Restate the data exactly as given and keep the pictures out.

**Supplied information**.
════════════════

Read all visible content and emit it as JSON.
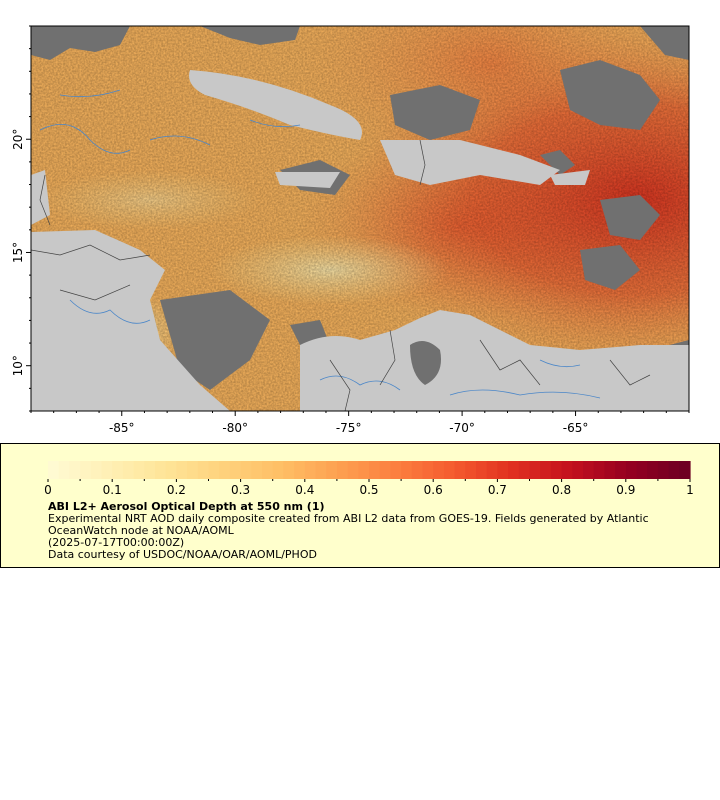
{
  "map": {
    "lon_ticks": [
      -85,
      -80,
      -75,
      -70,
      -65
    ],
    "lon_labels": [
      "-85°",
      "-80°",
      "-75°",
      "-70°",
      "-65°"
    ],
    "lat_ticks": [
      10,
      15,
      20
    ],
    "lat_labels": [
      "10°",
      "15°",
      "20°"
    ],
    "lon_range": [
      -89,
      -60
    ],
    "lat_range": [
      8,
      25
    ],
    "colors": {
      "land": "#c8c8c8",
      "nodata": "#707070",
      "river": "#4a86c8",
      "border": "#555555",
      "frame": "#000000"
    }
  },
  "colorbar": {
    "ticks": [
      "0",
      "0.1",
      "0.2",
      "0.3",
      "0.4",
      "0.5",
      "0.6",
      "0.7",
      "0.8",
      "0.9",
      "1"
    ],
    "range": [
      0,
      1
    ],
    "palette": [
      "#fffad2",
      "#ffefb4",
      "#fee496",
      "#fed17c",
      "#febe64",
      "#fd9f50",
      "#fc7e3f",
      "#f45a2e",
      "#e03020",
      "#c4111e",
      "#960020",
      "#6e0022"
    ]
  },
  "legend": {
    "title": "ABI L2+ Aerosol Optical Depth at 550 nm (1)",
    "description": "Experimental NRT AOD daily composite created from ABI L2 data from GOES-19. Fields generated by Atlantic OceanWatch node at NOAA/AOML",
    "timestamp": "(2025-07-17T00:00:00Z)",
    "credit": "Data courtesy of USDOC/NOAA/OAR/AOML/PHOD"
  }
}
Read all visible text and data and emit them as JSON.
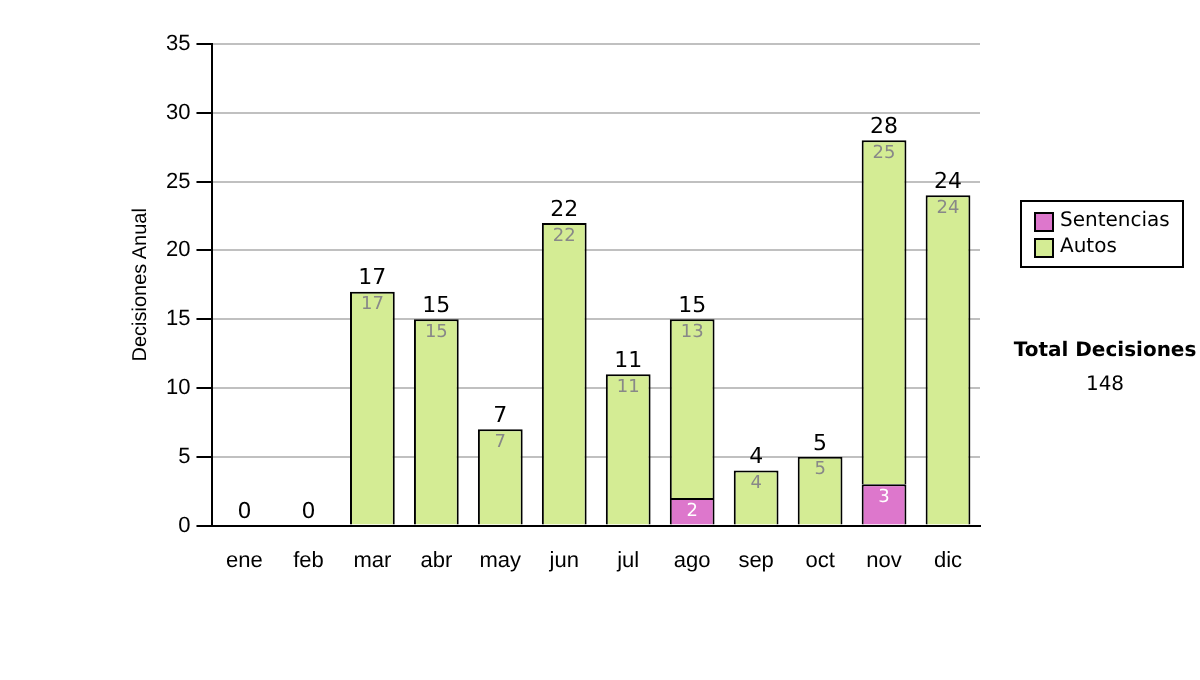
{
  "chart_data": {
    "type": "bar",
    "stacked": true,
    "ylabel": "Decisiones Anual",
    "categories": [
      "ene",
      "feb",
      "mar",
      "abr",
      "may",
      "jun",
      "jul",
      "ago",
      "sep",
      "oct",
      "nov",
      "dic"
    ],
    "series": [
      {
        "name": "Sentencias",
        "color": "#dd77cc",
        "values": [
          0,
          0,
          0,
          0,
          0,
          0,
          0,
          2,
          0,
          0,
          3,
          0
        ],
        "value_labels": [
          null,
          null,
          null,
          null,
          null,
          null,
          null,
          "2",
          null,
          null,
          "3",
          null
        ]
      },
      {
        "name": "Autos",
        "color": "#d4ec94",
        "values": [
          0,
          0,
          17,
          15,
          7,
          22,
          11,
          13,
          4,
          5,
          25,
          24
        ],
        "value_labels": [
          null,
          null,
          "17",
          "15",
          "7",
          "22",
          "11",
          "13",
          "4",
          "5",
          "25",
          "24"
        ]
      }
    ],
    "totals": [
      "0",
      "0",
      "17",
      "15",
      "7",
      "22",
      "11",
      "15",
      "4",
      "5",
      "28",
      "24"
    ],
    "ylim": [
      0,
      35
    ],
    "yticks": [
      0,
      5,
      10,
      15,
      20,
      25,
      30,
      35
    ],
    "grid": "y",
    "legend": "right",
    "annotations": [
      "Total Decisiones",
      "148"
    ]
  }
}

════════════════

**Solution below**.
Read all visible content and emit it as JSON.
{
  "map": {
    "lon_ticks": [
      -85,
      -80,
      -75,
      -70,
      -65
    ],
    "lon_labels": [
      "-85°",
      "-80°",
      "-75°",
      "-70°",
      "-65°"
    ],
    "lat_ticks": [
      10,
      15,
      20
    ],
    "lat_labels": [
      "10°",
      "15°",
      "20°"
    ],
    "lon_range": [
      -89,
      -60
    ],
    "lat_range": [
      8,
      25
    ],
    "colors": {
      "land": "#c8c8c8",
      "nodata": "#707070",
      "river": "#4a86c8",
      "border": "#555555",
      "frame": "#000000"
    }
  },
  "colorbar": {
    "ticks": [
      "0",
      "0.1",
      "0.2",
      "0.3",
      "0.4",
      "0.5",
      "0.6",
      "0.7",
      "0.8",
      "0.9",
      "1"
    ],
    "range": [
      0,
      1
    ],
    "palette": [
      "#fffad2",
      "#ffefb4",
      "#fee496",
      "#fed17c",
      "#febe64",
      "#fd9f50",
      "#fc7e3f",
      "#f45a2e",
      "#e03020",
      "#c4111e",
      "#960020",
      "#6e0022"
    ]
  },
  "legend": {
    "title": "ABI L2+ Aerosol Optical Depth at 550 nm (1)",
    "description": "Experimental NRT AOD daily composite created from ABI L2 data from GOES-19. Fields generated by Atlantic OceanWatch node at NOAA/AOML",
    "timestamp": "(2025-07-17T00:00:00Z)",
    "credit": "Data courtesy of USDOC/NOAA/OAR/AOML/PHOD"
  }
}
Read all visible text and data and emit them as JSON.
{
  "chart_data": {
    "type": "bar",
    "stacked": true,
    "ylabel": "Decisiones Anual",
    "categories": [
      "ene",
      "feb",
      "mar",
      "abr",
      "may",
      "jun",
      "jul",
      "ago",
      "sep",
      "oct",
      "nov",
      "dic"
    ],
    "series": [
      {
        "name": "Sentencias",
        "color": "#dd77cc",
        "values": [
          0,
          0,
          0,
          0,
          0,
          0,
          0,
          2,
          0,
          0,
          3,
          0
        ],
        "value_labels": [
          null,
          null,
          null,
          null,
          null,
          null,
          null,
          "2",
          null,
          null,
          "3",
          null
        ]
      },
      {
        "name": "Autos",
        "color": "#d4ec94",
        "values": [
          0,
          0,
          17,
          15,
          7,
          22,
          11,
          13,
          4,
          5,
          25,
          24
        ],
        "value_labels": [
          null,
          null,
          "17",
          "15",
          "7",
          "22",
          "11",
          "13",
          "4",
          "5",
          "25",
          "24"
        ]
      }
    ],
    "totals": [
      "0",
      "0",
      "17",
      "15",
      "7",
      "22",
      "11",
      "15",
      "4",
      "5",
      "28",
      "24"
    ],
    "ylim": [
      0,
      35
    ],
    "yticks": [
      0,
      5,
      10,
      15,
      20,
      25,
      30,
      35
    ],
    "grid": "y",
    "legend": "right",
    "annotations": [
      "Total Decisiones",
      "148"
    ]
  }
}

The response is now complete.